[Dataset entries]
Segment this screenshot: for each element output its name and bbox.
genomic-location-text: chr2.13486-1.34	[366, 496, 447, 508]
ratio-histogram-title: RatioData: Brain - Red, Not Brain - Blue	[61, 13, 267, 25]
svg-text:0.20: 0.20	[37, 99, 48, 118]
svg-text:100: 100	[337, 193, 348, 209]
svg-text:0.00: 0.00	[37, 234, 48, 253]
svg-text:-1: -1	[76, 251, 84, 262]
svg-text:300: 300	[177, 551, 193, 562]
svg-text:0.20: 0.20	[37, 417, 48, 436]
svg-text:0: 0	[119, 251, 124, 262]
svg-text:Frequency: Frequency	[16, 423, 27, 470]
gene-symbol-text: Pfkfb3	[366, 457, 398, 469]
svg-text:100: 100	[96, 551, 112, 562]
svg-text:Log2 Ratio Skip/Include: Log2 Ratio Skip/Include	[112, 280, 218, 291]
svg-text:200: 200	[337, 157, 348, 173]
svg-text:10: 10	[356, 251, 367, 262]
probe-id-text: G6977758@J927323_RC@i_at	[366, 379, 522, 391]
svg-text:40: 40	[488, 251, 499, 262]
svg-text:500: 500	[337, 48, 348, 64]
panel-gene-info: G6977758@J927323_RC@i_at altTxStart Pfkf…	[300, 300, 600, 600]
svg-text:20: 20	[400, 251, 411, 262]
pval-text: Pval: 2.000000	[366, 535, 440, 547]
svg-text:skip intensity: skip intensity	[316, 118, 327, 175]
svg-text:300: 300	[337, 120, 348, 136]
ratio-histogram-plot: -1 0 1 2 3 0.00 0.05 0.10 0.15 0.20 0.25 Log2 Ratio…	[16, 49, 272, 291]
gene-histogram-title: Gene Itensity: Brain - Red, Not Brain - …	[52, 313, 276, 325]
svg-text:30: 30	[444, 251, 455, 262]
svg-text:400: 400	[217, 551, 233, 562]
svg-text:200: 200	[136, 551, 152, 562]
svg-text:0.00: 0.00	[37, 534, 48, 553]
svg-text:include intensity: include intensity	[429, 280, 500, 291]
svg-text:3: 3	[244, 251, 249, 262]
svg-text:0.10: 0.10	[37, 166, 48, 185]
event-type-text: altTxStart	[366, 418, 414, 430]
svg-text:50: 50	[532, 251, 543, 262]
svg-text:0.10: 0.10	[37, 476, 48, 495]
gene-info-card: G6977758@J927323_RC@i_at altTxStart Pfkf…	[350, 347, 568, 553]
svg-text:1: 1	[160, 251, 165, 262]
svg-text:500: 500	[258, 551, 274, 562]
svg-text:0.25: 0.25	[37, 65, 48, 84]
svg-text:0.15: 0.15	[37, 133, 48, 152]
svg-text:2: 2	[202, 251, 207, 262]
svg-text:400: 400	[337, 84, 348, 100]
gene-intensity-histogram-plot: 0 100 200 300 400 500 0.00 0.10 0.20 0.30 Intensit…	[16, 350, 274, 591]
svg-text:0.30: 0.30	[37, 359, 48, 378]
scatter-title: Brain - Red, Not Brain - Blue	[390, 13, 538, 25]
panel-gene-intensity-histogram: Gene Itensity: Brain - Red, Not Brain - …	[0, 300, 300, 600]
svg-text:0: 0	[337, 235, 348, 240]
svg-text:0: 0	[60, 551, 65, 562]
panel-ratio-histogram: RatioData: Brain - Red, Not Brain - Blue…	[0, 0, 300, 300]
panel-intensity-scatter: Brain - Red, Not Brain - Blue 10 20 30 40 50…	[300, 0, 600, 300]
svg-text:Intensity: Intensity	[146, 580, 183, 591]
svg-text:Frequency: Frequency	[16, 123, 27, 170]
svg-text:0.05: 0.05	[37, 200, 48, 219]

» **Try it**
Exactly reproduce every line of the records.

» **Written response**
Segment this screenshot: for each element output its name and bbox.
genomic-location-text: chr2.13486-1.34	[366, 496, 447, 508]
ratio-histogram-title: RatioData: Brain - Red, Not Brain - Blue	[61, 13, 267, 25]
svg-text:0.20: 0.20	[37, 99, 48, 118]
svg-text:100: 100	[337, 193, 348, 209]
svg-text:0.00: 0.00	[37, 234, 48, 253]
svg-text:-1: -1	[76, 251, 84, 262]
svg-text:300: 300	[177, 551, 193, 562]
svg-text:0.20: 0.20	[37, 417, 48, 436]
svg-text:0: 0	[119, 251, 124, 262]
svg-text:Frequency: Frequency	[16, 423, 27, 470]
gene-symbol-text: Pfkfb3	[366, 457, 398, 469]
svg-text:100: 100	[96, 551, 112, 562]
svg-text:Log2 Ratio Skip/Include: Log2 Ratio Skip/Include	[112, 280, 218, 291]
svg-text:200: 200	[337, 157, 348, 173]
svg-text:10: 10	[356, 251, 367, 262]
probe-id-text: G6977758@J927323_RC@i_at	[366, 379, 522, 391]
svg-text:40: 40	[488, 251, 499, 262]
svg-text:500: 500	[337, 48, 348, 64]
panel-gene-info: G6977758@J927323_RC@i_at altTxStart Pfkf…	[300, 300, 600, 600]
svg-text:20: 20	[400, 251, 411, 262]
pval-text: Pval: 2.000000	[366, 535, 440, 547]
svg-text:skip intensity: skip intensity	[316, 118, 327, 175]
svg-text:300: 300	[337, 120, 348, 136]
ratio-histogram-plot: -1 0 1 2 3 0.00 0.05 0.10 0.15 0.20 0.25 Log2 Ratio…	[16, 49, 272, 291]
gene-histogram-title: Gene Itensity: Brain - Red, Not Brain - …	[52, 313, 276, 325]
svg-text:30: 30	[444, 251, 455, 262]
svg-text:400: 400	[217, 551, 233, 562]
svg-text:200: 200	[136, 551, 152, 562]
svg-text:0.00: 0.00	[37, 534, 48, 553]
svg-text:include intensity: include intensity	[429, 280, 500, 291]
svg-text:3: 3	[244, 251, 249, 262]
svg-text:0.10: 0.10	[37, 166, 48, 185]
event-type-text: altTxStart	[366, 418, 414, 430]
svg-text:50: 50	[532, 251, 543, 262]
svg-text:0.10: 0.10	[37, 476, 48, 495]
gene-info-card: G6977758@J927323_RC@i_at altTxStart Pfkf…	[350, 347, 568, 553]
svg-text:1: 1	[160, 251, 165, 262]
svg-text:500: 500	[258, 551, 274, 562]
svg-text:0.25: 0.25	[37, 65, 48, 84]
svg-text:0.15: 0.15	[37, 133, 48, 152]
svg-text:2: 2	[202, 251, 207, 262]
svg-text:400: 400	[337, 84, 348, 100]
gene-intensity-histogram-plot: 0 100 200 300 400 500 0.00 0.10 0.20 0.30 Intensit…	[16, 350, 274, 591]
svg-text:0.30: 0.30	[37, 359, 48, 378]
scatter-title: Brain - Red, Not Brain - Blue	[390, 13, 538, 25]
panel-gene-intensity-histogram: Gene Itensity: Brain - Red, Not Brain - …	[0, 300, 300, 600]
svg-text:0: 0	[337, 235, 348, 240]
svg-text:0: 0	[60, 551, 65, 562]
panel-ratio-histogram: RatioData: Brain - Red, Not Brain - Blue…	[0, 0, 300, 300]
panel-intensity-scatter: Brain - Red, Not Brain - Blue 10 20 30 40 50…	[300, 0, 600, 300]
svg-text:Intensity: Intensity	[146, 580, 183, 591]
svg-text:Frequency: Frequency	[16, 123, 27, 170]
svg-text:0.05: 0.05	[37, 200, 48, 219]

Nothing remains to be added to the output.